═══ MATERIAL PROVIDED

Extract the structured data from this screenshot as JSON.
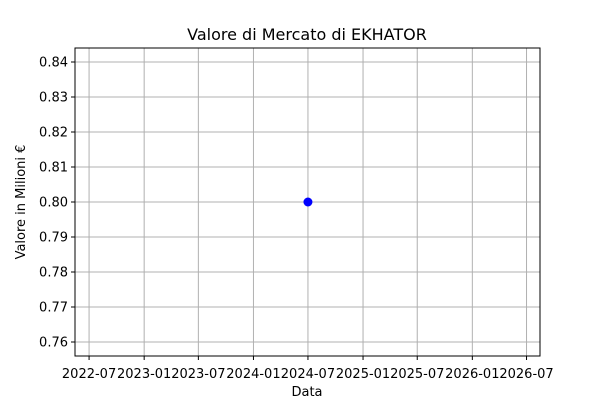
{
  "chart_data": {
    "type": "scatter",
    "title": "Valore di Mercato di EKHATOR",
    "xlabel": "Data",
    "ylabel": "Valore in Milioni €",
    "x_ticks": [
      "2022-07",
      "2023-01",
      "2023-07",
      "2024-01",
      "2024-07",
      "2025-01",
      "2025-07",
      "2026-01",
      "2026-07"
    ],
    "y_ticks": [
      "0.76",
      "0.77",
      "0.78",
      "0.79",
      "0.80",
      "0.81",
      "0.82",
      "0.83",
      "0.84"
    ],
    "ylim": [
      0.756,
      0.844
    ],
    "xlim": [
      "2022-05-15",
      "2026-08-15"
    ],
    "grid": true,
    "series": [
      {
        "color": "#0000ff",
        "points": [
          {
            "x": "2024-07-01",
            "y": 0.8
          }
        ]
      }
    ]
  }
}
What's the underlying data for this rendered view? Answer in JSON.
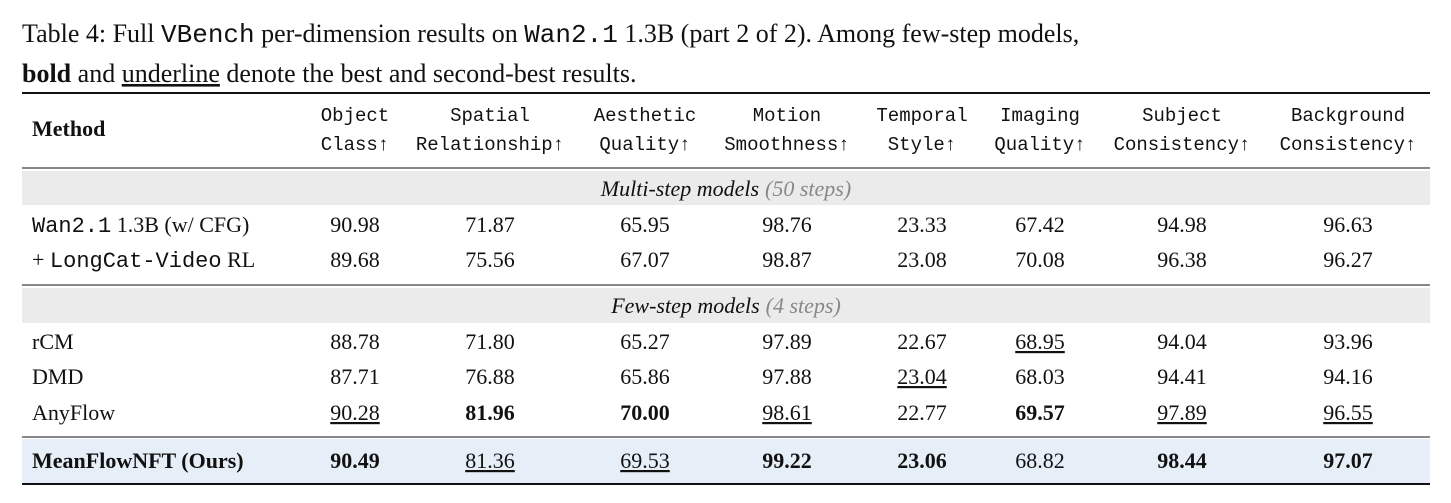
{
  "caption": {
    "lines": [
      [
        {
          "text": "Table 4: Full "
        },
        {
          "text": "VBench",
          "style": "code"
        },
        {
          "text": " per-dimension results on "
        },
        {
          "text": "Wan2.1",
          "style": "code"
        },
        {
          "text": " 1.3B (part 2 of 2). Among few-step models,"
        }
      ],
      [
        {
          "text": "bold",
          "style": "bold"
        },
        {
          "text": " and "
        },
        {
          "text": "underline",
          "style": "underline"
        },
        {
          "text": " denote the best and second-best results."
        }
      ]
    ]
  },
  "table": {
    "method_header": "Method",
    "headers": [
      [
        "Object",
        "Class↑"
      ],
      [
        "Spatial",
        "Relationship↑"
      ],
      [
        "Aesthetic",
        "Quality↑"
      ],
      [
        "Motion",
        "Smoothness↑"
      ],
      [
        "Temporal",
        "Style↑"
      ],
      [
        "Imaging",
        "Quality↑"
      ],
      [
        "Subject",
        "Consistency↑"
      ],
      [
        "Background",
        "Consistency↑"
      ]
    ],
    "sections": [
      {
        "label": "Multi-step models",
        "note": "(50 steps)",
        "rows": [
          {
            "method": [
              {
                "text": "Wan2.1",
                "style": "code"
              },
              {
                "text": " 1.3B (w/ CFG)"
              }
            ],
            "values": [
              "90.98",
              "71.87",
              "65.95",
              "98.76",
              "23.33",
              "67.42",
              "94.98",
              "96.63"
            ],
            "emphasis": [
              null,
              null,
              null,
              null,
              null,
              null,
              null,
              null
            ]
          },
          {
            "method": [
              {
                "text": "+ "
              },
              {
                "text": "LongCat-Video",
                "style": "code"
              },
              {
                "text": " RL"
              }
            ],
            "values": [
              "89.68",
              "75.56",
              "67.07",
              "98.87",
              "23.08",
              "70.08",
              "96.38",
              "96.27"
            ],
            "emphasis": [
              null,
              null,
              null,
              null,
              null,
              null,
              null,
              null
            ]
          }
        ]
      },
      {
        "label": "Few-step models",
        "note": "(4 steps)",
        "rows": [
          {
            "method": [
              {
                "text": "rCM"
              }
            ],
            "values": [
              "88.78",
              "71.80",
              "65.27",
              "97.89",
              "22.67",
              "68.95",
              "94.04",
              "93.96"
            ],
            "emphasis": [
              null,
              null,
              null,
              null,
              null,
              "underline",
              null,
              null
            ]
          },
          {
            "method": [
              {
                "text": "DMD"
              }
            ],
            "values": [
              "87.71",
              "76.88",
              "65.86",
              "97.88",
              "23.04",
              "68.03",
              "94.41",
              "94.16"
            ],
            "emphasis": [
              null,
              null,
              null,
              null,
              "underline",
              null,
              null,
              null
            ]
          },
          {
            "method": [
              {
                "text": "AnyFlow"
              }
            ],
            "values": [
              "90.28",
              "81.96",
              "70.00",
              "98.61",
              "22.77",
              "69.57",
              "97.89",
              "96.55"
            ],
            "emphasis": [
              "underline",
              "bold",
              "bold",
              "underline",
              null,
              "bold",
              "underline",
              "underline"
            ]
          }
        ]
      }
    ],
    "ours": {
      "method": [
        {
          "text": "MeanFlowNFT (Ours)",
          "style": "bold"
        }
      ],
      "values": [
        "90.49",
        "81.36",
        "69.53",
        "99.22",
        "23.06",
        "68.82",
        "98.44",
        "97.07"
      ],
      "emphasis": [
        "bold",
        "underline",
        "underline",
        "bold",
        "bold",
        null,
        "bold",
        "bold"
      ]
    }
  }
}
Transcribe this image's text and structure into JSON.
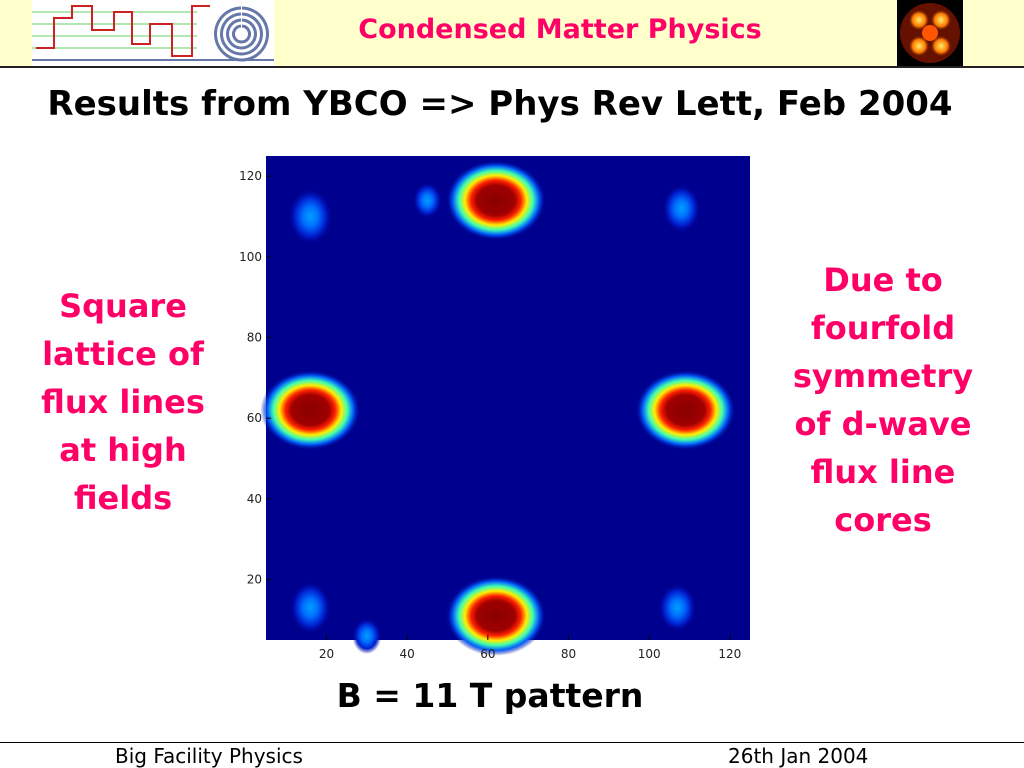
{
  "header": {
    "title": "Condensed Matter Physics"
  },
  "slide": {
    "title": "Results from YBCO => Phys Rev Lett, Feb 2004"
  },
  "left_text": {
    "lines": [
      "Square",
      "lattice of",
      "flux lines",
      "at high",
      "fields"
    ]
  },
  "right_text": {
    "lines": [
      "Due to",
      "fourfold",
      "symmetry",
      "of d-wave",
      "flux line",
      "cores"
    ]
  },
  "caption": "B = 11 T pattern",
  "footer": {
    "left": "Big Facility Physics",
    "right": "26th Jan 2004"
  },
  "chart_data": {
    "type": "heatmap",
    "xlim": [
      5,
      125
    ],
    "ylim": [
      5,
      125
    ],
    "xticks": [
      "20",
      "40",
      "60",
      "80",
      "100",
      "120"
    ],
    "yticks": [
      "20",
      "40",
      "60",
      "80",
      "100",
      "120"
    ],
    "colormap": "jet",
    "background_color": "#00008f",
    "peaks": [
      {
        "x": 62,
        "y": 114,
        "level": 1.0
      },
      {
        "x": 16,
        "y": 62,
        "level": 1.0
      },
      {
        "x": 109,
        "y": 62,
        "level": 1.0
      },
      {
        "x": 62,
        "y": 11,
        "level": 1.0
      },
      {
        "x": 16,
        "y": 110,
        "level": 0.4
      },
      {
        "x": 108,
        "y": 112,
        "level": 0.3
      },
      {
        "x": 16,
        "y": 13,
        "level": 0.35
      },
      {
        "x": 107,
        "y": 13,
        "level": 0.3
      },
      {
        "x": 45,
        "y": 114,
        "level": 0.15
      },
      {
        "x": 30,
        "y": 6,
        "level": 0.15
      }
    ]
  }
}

══════

PROBLEM STATEMENT
Of the lines in the records, determine how many contain the word "models", and report that number alone.

EXERCISE SOLUTION
3